------ Task input ------

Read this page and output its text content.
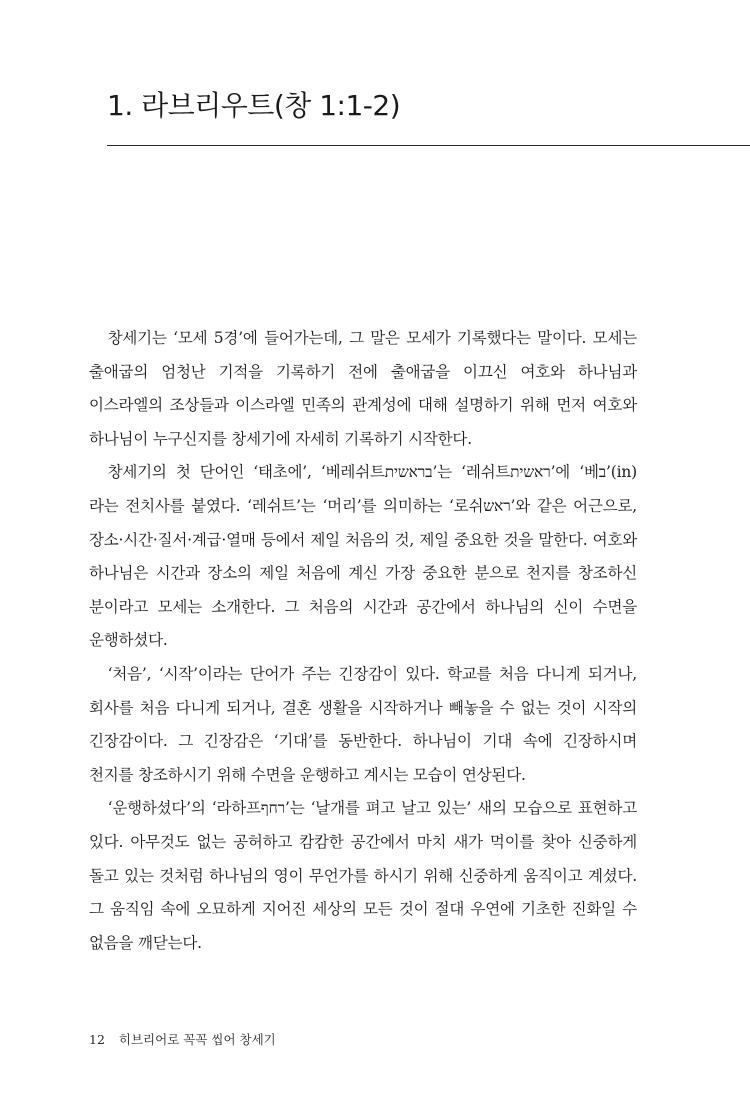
1. 라브리우트(창 1:1-2)

창세기는 ‘모세 5경’에 들어가는데, 그 말은 모세가 기록했다는 말이다. 모세는 출애굽의 엄청난 기적을 기록하기 전에 출애굽을 이끄신 여호와 하나님과 이스라엘의 조상들과 이스라엘 민족의 관계성에 대해 설명하기 위해 먼저 여호와 하나님이 누구신지를 창세기에 자세히 기록하기 시작한다.

창세기의 첫 단어인 ‘태초에’, ‘베레쉬트בראשית’는 ‘레쉬트ראשית’에 ‘베ב’(in)라는 전치사를 붙였다. ‘레쉬트’는 ‘머리’를 의미하는 ‘로쉬ראש’와 같은 어근으로, 장소·시간·질서·계급·열매 등에서 제일 처음의 것, 제일 중요한 것을 말한다. 여호와 하나님은 시간과 장소의 제일 처음에 계신 가장 중요한 분으로 천지를 창조하신 분이라고 모세는 소개한다. 그 처음의 시간과 공간에서 하나님의 신이 수면을 운행하셨다.

‘처음’, ‘시작’이라는 단어가 주는 긴장감이 있다. 학교를 처음 다니게 되거나, 회사를 처음 다니게 되거나, 결혼 생활을 시작하거나 빼놓을 수 없는 것이 시작의 긴장감이다. 그 긴장감은 ‘기대’를 동반한다. 하나님이 기대 속에 긴장하시며 천지를 창조하시기 위해 수면을 운행하고 계시는 모습이 연상된다.

‘운행하셨다’의 ‘라하프רחף’는 ‘날개를 펴고 날고 있는’ 새의 모습으로 표현하고 있다. 아무것도 없는 공허하고 캄캄한 공간에서 마치 새가 먹이를 찾아 신중하게 돌고 있는 것처럼 하나님의 영이 무언가를 하시기 위해 신중하게 움직이고 계셨다. 그 움직임 속에 오묘하게 지어진 세상의 모든 것이 절대 우연에 기초한 진화일 수 없음을 깨닫는다.

12 히브리어로 꼭꼭 씹어 창세기
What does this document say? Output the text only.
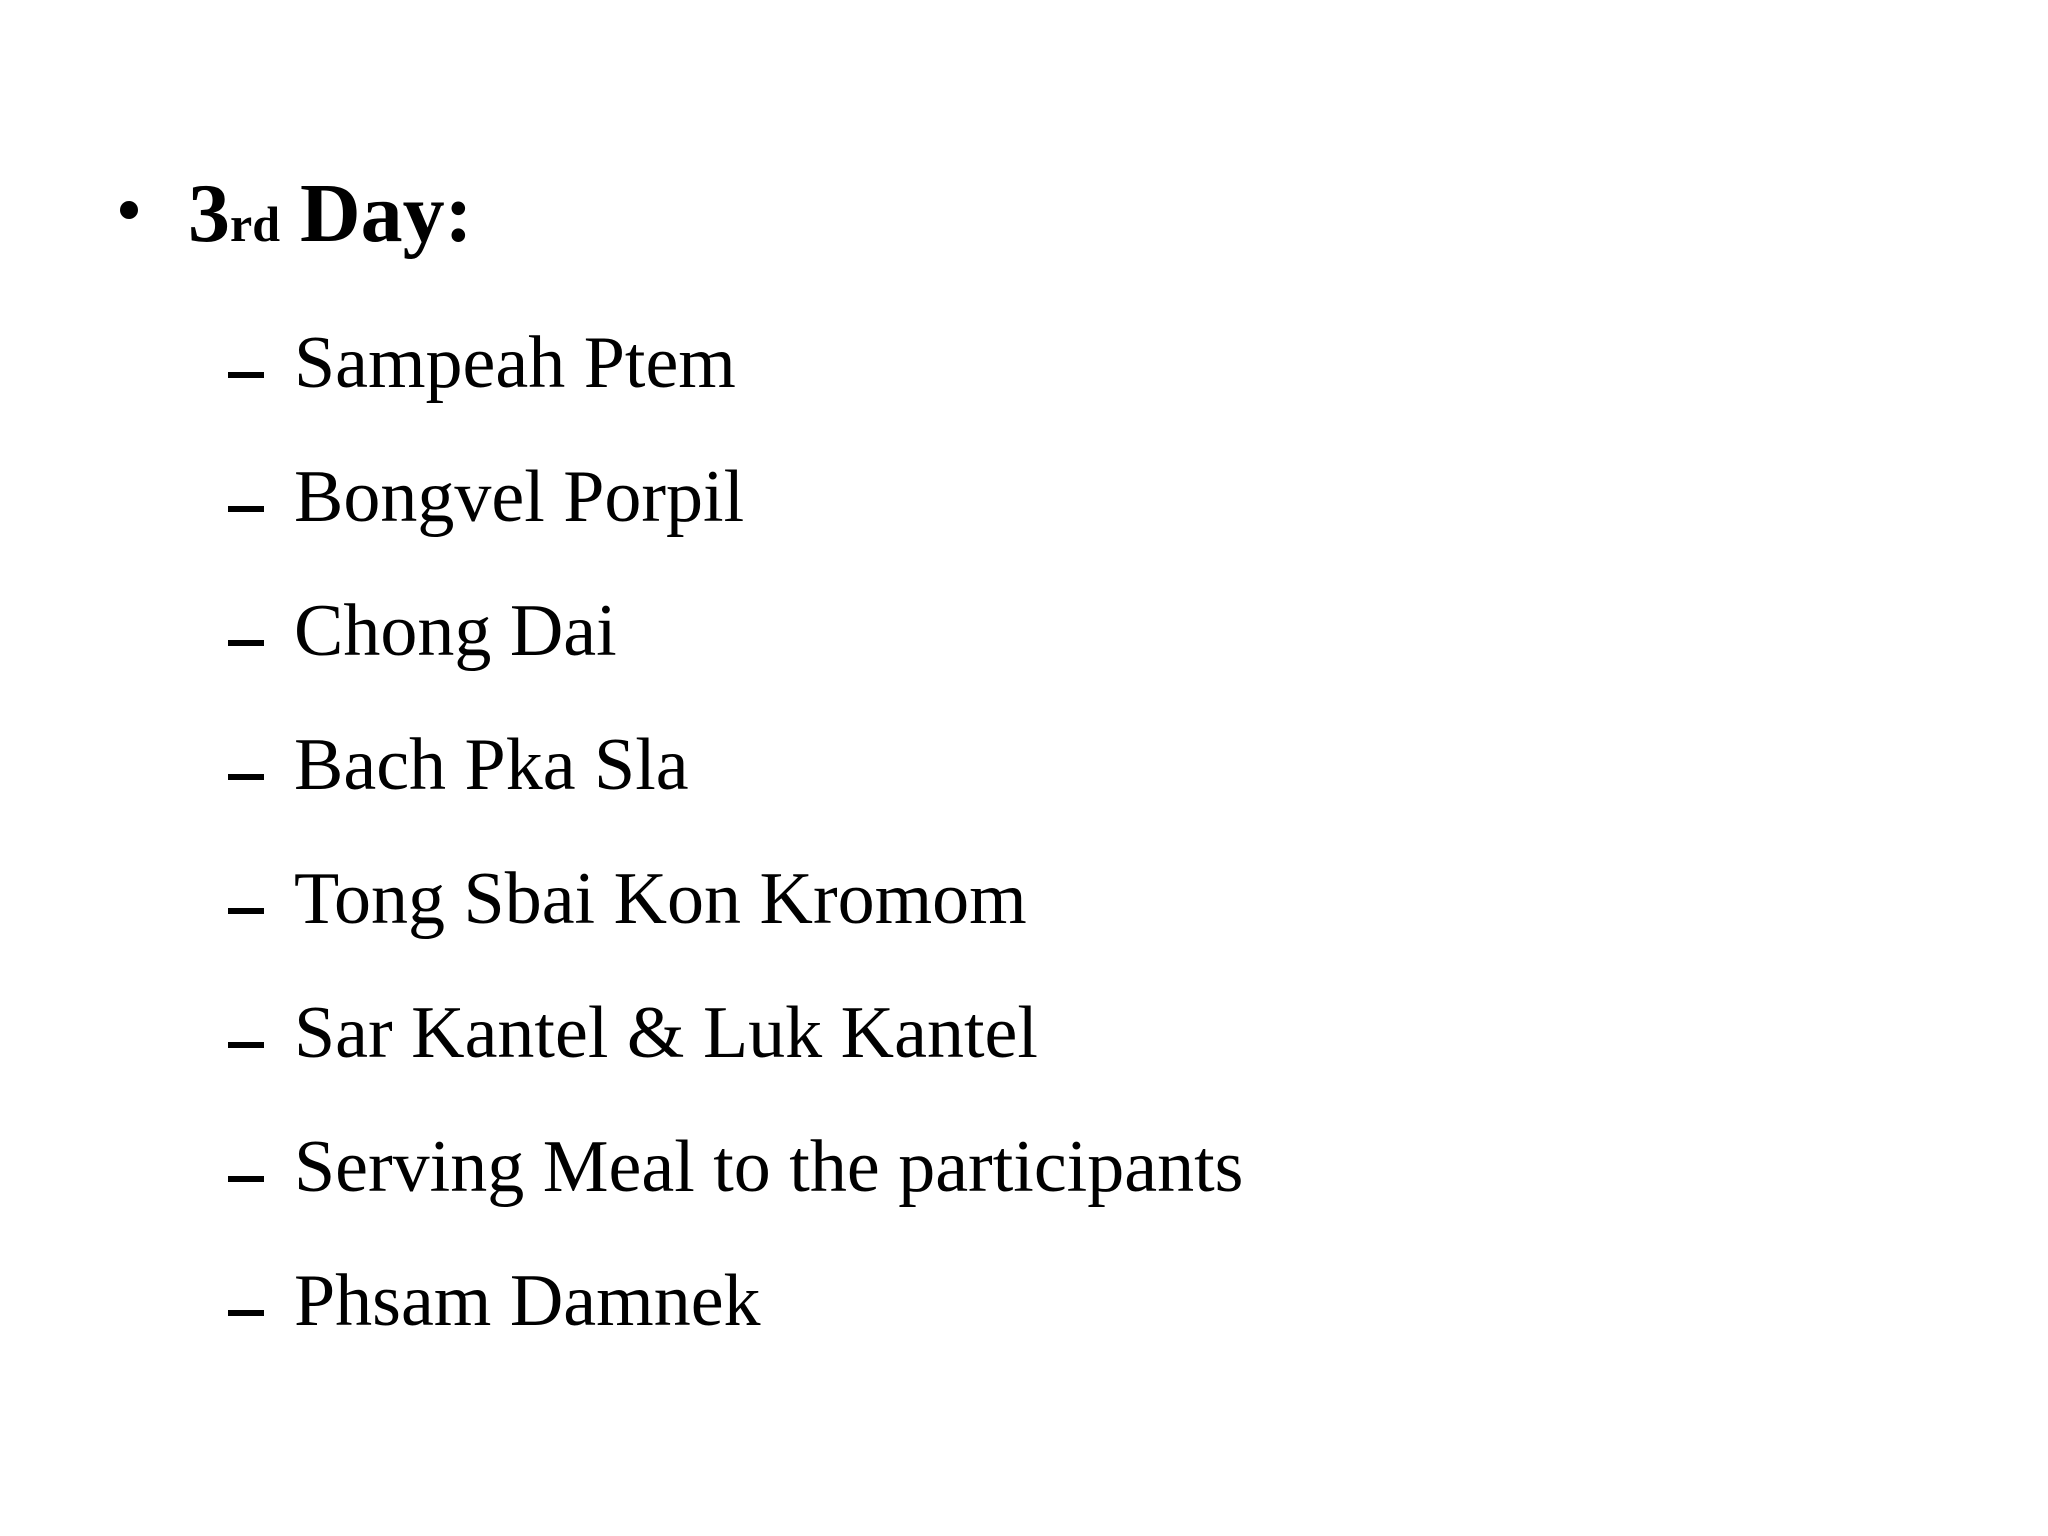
3 rd Day:
Sampeah Ptem
Bongvel Porpil
Chong Dai
Bach Pka Sla
Tong Sbai Kon Kromom
Sar Kantel & Luk Kantel
Serving Meal to the participants
Phsam Damnek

------

Set problem » Each line above that includes "공간에서" should be shown.

Output for this exercise »
창세기의 첫 단어인 ‘태초에’, ‘베레쉬트בראשית’는 ‘레쉬트ראשית’에 ‘베ב’(in)라는 전치사를 붙였다. ‘레쉬트’는 ‘머리’를 의미하는 ‘로쉬ראש’와 같은 어근으로, 장소·시간·질서·계급·열매 등에서 제일 처음의 것, 제일 중요한 것을 말한다. 여호와 하나님은 시간과 장소의 제일 처음에 계신 가장 중요한 분으로 천지를 창조하신 분이라고 모세는 소개한다. 그 처음의 시간과 공간에서 하나님의 신이 수면을 운행하셨다.
‘운행하셨다’의 ‘라하프רחף’는 ‘날개를 펴고 날고 있는’ 새의 모습으로 표현하고 있다. 아무것도 없는 공허하고 캄캄한 공간에서 마치 새가 먹이를 찾아 신중하게 돌고 있는 것처럼 하나님의 영이 무언가를 하시기 위해 신중하게 움직이고 계셨다. 그 움직임 속에 오묘하게 지어진 세상의 모든 것이 절대 우연에 기초한 진화일 수 없음을 깨닫는다.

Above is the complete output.